*Exercise directions*: Each entry needs to be restated exactly as written.

Recorded data:
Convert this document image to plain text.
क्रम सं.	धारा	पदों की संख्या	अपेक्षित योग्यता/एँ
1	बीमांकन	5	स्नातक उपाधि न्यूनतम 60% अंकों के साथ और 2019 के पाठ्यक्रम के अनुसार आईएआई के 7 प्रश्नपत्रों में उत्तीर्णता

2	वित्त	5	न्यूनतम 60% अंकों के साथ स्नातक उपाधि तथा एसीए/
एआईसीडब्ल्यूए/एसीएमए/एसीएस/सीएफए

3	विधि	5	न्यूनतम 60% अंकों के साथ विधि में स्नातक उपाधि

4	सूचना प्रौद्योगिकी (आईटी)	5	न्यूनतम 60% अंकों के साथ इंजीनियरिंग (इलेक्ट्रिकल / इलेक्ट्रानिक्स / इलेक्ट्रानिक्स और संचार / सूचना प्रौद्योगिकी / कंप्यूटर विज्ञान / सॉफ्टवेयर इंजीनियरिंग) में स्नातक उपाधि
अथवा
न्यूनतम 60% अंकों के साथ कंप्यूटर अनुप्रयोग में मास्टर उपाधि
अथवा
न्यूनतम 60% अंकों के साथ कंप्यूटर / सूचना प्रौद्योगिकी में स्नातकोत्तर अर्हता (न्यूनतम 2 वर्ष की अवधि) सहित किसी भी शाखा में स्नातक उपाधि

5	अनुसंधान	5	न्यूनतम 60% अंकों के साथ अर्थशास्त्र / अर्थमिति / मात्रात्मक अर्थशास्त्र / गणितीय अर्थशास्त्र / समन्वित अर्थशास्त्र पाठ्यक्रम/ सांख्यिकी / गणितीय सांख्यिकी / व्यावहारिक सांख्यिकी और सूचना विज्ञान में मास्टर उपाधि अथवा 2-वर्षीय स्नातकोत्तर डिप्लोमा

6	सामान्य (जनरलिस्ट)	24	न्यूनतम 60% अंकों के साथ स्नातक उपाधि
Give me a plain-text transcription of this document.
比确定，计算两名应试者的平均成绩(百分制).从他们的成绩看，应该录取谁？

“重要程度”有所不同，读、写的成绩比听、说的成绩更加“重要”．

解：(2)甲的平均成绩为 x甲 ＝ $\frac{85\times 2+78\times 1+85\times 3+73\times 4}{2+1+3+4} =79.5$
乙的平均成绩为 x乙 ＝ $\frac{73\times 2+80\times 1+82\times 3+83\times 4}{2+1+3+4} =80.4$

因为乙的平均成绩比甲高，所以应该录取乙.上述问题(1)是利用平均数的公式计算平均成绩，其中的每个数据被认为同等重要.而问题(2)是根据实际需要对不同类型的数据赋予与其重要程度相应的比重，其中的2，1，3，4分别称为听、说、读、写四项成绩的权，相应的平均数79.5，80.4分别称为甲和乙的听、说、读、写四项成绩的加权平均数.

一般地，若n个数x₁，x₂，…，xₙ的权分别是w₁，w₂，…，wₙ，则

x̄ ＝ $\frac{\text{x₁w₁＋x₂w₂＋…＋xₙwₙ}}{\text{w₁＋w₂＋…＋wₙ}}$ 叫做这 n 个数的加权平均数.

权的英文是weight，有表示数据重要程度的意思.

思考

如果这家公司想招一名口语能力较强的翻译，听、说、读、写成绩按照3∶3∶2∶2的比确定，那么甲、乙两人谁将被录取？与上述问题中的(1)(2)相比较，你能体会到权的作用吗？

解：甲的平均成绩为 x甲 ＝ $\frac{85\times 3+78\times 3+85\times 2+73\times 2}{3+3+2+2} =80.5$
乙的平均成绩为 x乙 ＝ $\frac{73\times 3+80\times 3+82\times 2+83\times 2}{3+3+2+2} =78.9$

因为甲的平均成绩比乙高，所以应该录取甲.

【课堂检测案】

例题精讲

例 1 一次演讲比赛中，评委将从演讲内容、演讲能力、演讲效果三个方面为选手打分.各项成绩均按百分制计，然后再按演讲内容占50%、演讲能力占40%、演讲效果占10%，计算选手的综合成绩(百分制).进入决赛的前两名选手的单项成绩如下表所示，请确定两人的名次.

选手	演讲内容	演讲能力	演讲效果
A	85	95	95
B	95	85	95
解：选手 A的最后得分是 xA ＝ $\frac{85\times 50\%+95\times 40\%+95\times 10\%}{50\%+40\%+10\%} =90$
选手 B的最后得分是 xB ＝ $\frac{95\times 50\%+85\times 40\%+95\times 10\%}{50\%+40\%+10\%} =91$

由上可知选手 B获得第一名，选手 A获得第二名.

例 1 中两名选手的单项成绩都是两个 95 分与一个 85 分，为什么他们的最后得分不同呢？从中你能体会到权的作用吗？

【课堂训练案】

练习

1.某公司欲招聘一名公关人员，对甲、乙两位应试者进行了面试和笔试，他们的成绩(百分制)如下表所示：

*Task response*:
Convert this document image to plain text.
क्रम सं.	धारा	पदों की संख्या	अपेक्षित योग्यता/एँ
1	बीमांकन	5	स्नातक उपाधि न्यूनतम 60% अंकों के साथ और 2019 के पाठ्यक्रम के अनुसार आईएआई के 7 प्रश्नपत्रों में उत्तीर्णता

2	वित्त	5	न्यूनतम 60% अंकों के साथ स्नातक उपाधि तथा एसीए/
एआईसीडब्ल्यूए/एसीएमए/एसीएस/सीएफए

3	विधि	5	न्यूनतम 60% अंकों के साथ विधि में स्नातक उपाधि

4	सूचना प्रौद्योगिकी (आईटी)	5	न्यूनतम 60% अंकों के साथ इंजीनियरिंग (इलेक्ट्रिकल / इलेक्ट्रानिक्स / इलेक्ट्रानिक्स और संचार / सूचना प्रौद्योगिकी / कंप्यूटर विज्ञान / सॉफ्टवेयर इंजीनियरिंग) में स्नातक उपाधि
अथवा
न्यूनतम 60% अंकों के साथ कंप्यूटर अनुप्रयोग में मास्टर उपाधि
अथवा
न्यूनतम 60% अंकों के साथ कंप्यूटर / सूचना प्रौद्योगिकी में स्नातकोत्तर अर्हता (न्यूनतम 2 वर्ष की अवधि) सहित किसी भी शाखा में स्नातक उपाधि

5	अनुसंधान	5	न्यूनतम 60% अंकों के साथ अर्थशास्त्र / अर्थमिति / मात्रात्मक अर्थशास्त्र / गणितीय अर्थशास्त्र / समन्वित अर्थशास्त्र पाठ्यक्रम/ सांख्यिकी / गणितीय सांख्यिकी / व्यावहारिक सांख्यिकी और सूचना विज्ञान में मास्टर उपाधि अथवा 2-वर्षीय स्नातकोत्तर डिप्लोमा

6	सामान्य (जनरलिस्ट)	24	न्यूनतम 60% अंकों के साथ स्नातक उपाधि
Give me a plain-text transcription of this document.
比确定，计算两名应试者的平均成绩(百分制).从他们的成绩看，应该录取谁？

“重要程度”有所不同，读、写的成绩比听、说的成绩更加“重要”．

解：(2)甲的平均成绩为 x甲 ＝ $\frac{85\times 2+78\times 1+85\times 3+73\times 4}{2+1+3+4} =79.5$
乙的平均成绩为 x乙 ＝ $\frac{73\times 2+80\times 1+82\times 3+83\times 4}{2+1+3+4} =80.4$

因为乙的平均成绩比甲高，所以应该录取乙.上述问题(1)是利用平均数的公式计算平均成绩，其中的每个数据被认为同等重要.而问题(2)是根据实际需要对不同类型的数据赋予与其重要程度相应的比重，其中的2，1，3，4分别称为听、说、读、写四项成绩的权，相应的平均数79.5，80.4分别称为甲和乙的听、说、读、写四项成绩的加权平均数.

一般地，若n个数x₁，x₂，…，xₙ的权分别是w₁，w₂，…，wₙ，则

x̄ ＝ $\frac{\text{x₁w₁＋x₂w₂＋…＋xₙwₙ}}{\text{w₁＋w₂＋…＋wₙ}}$ 叫做这 n 个数的加权平均数.

权的英文是weight，有表示数据重要程度的意思.

思考

如果这家公司想招一名口语能力较强的翻译，听、说、读、写成绩按照3∶3∶2∶2的比确定，那么甲、乙两人谁将被录取？与上述问题中的(1)(2)相比较，你能体会到权的作用吗？

解：甲的平均成绩为 x甲 ＝ $\frac{85\times 3+78\times 3+85\times 2+73\times 2}{3+3+2+2} =80.5$
乙的平均成绩为 x乙 ＝ $\frac{73\times 3+80\times 3+82\times 2+83\times 2}{3+3+2+2} =78.9$

因为甲的平均成绩比乙高，所以应该录取甲.

【课堂检测案】

例题精讲

例 1 一次演讲比赛中，评委将从演讲内容、演讲能力、演讲效果三个方面为选手打分.各项成绩均按百分制计，然后再按演讲内容占50%、演讲能力占40%、演讲效果占10%，计算选手的综合成绩(百分制).进入决赛的前两名选手的单项成绩如下表所示，请确定两人的名次.

选手	演讲内容	演讲能力	演讲效果
A	85	95	95
B	95	85	95
解：选手 A的最后得分是 xA ＝ $\frac{85\times 50\%+95\times 40\%+95\times 10\%}{50\%+40\%+10\%} =90$
选手 B的最后得分是 xB ＝ $\frac{95\times 50\%+85\times 40\%+95\times 10\%}{50\%+40\%+10\%} =91$

由上可知选手 B获得第一名，选手 A获得第二名.

例 1 中两名选手的单项成绩都是两个 95 分与一个 85 分，为什么他们的最后得分不同呢？从中你能体会到权的作用吗？

【课堂训练案】

练习

1.某公司欲招聘一名公关人员，对甲、乙两位应试者进行了面试和笔试，他们的成绩(百分制)如下表所示：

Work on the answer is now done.